— EXERCISE INSTRUCTIONS —
Give the number of lines in the records below that contain the word "quod", and nothing more.
*** AVAILABLE DATA ***
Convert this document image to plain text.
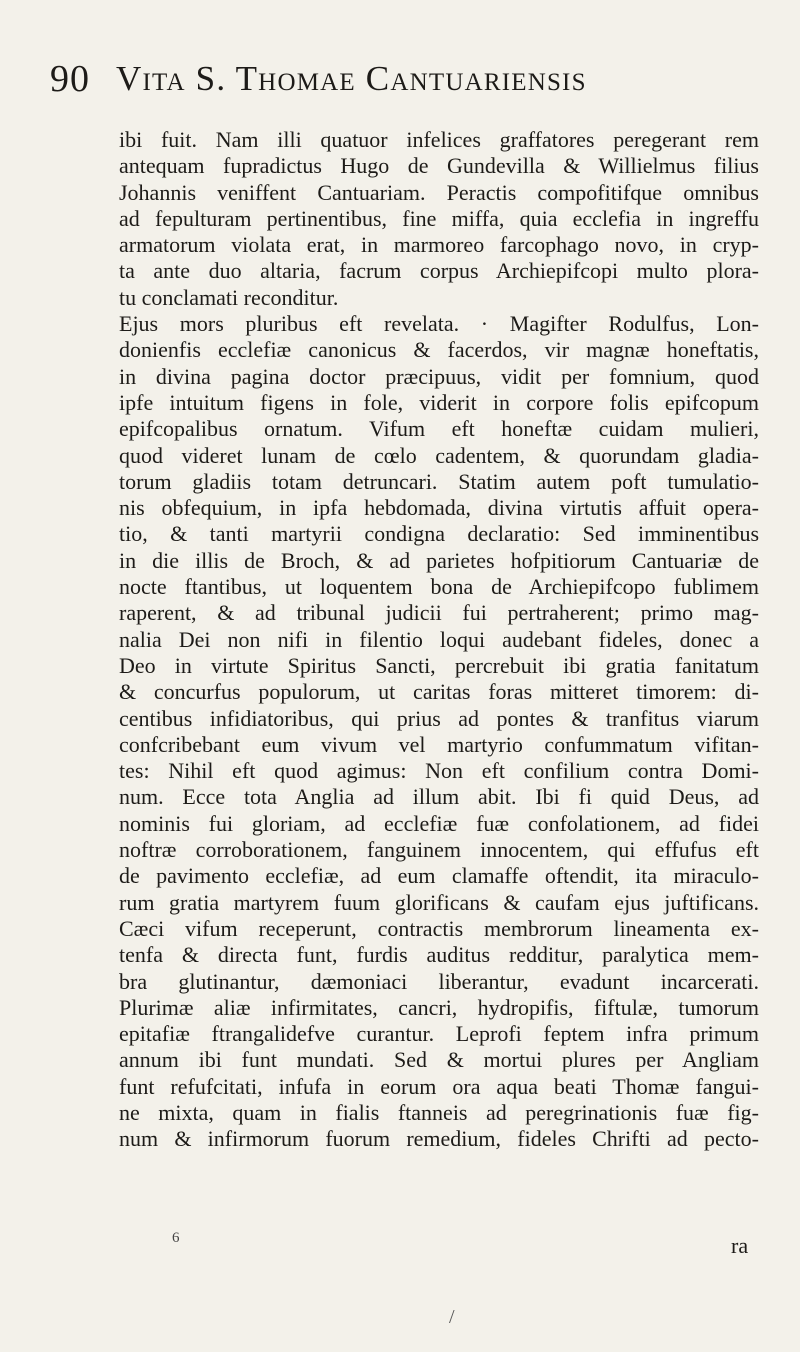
90 Vita S. Thomae Cantuariensis
ibi fuit. Nam illi quatuor infelices graffatores peregerant rem
antequam fupradictus Hugo de Gundevilla & Willielmus filius
Johannis veniffent Cantuariam. Peractis compofitifque omnibus
ad fepulturam pertinentibus, fine miffa, quia ecclefia in ingreffu
armatorum violata erat, in marmoreo farcophago novo, in cryp-
ta ante duo altaria, facrum corpus Archiepifcopi multo plora-
tu conclamati reconditur.
Ejus mors pluribus eft revelata. · Magifter Rodulfus, Lon-
donienfis ecclefiæ canonicus & facerdos, vir magnæ honeftatis,
in divina pagina doctor præcipuus, vidit per fomnium, quod
ipfe intuitum figens in fole, viderit in corpore folis epifcopum
epifcopalibus ornatum. Vifum eft honeftæ cuidam mulieri,
quod videret lunam de cœlo cadentem, & quorundam gladia-
torum gladiis totam detruncari. Statim autem poft tumulatio-
nis obfequium, in ipfa hebdomada, divina virtutis affuit opera-
tio, & tanti martyrii condigna declaratio: Sed imminentibus
in die illis de Broch, & ad parietes hofpitiorum Cantuariæ de
nocte ftantibus, ut loquentem bona de Archiepifcopo fublimem
raperent, & ad tribunal judicii fui pertraherent; primo mag-
nalia Dei non nifi in filentio loqui audebant fideles, donec a
Deo in virtute Spiritus Sancti, percrebuit ibi gratia fanitatum
& concurfus populorum, ut caritas foras mitteret timorem: di-
centibus infidiatoribus, qui prius ad pontes & tranfitus viarum
confcribebant eum vivum vel martyrio confummatum vifitan-
tes: Nihil eft quod agimus: Non eft confilium contra Domi-
num. Ecce tota Anglia ad illum abit. Ibi fi quid Deus, ad
nominis fui gloriam, ad ecclefiæ fuæ confolationem, ad fidei
noftræ corroborationem, fanguinem innocentem, qui effufus eft
de pavimento ecclefiæ, ad eum clamaffe oftendit, ita miraculo-
rum gratia martyrem fuum glorificans & caufam ejus juftificans.
Cæci vifum receperunt, contractis membrorum lineamenta ex-
tenfa & directa funt, furdis auditus redditur, paralytica mem-
bra glutinantur, dæmoniaci liberantur, evadunt incarcerati.
Plurimæ aliæ infirmitates, cancri, hydropifis, fiftulæ, tumorum
epitafiæ ftrangalidefve curantur. Leprofi feptem infra primum
annum ibi funt mundati. Sed & mortui plures per Angliam
funt refufcitati, infufa in eorum ora aqua beati Thomæ fangui-
ne mixta, quam in fialis ftanneis ad peregrinationis fuæ fig-
num & infirmorum fuorum remedium, fideles Chrifti ad pecto-
6	ra
/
*** End of AVAILABLE DATA ***
— ANSWER SECTION —
3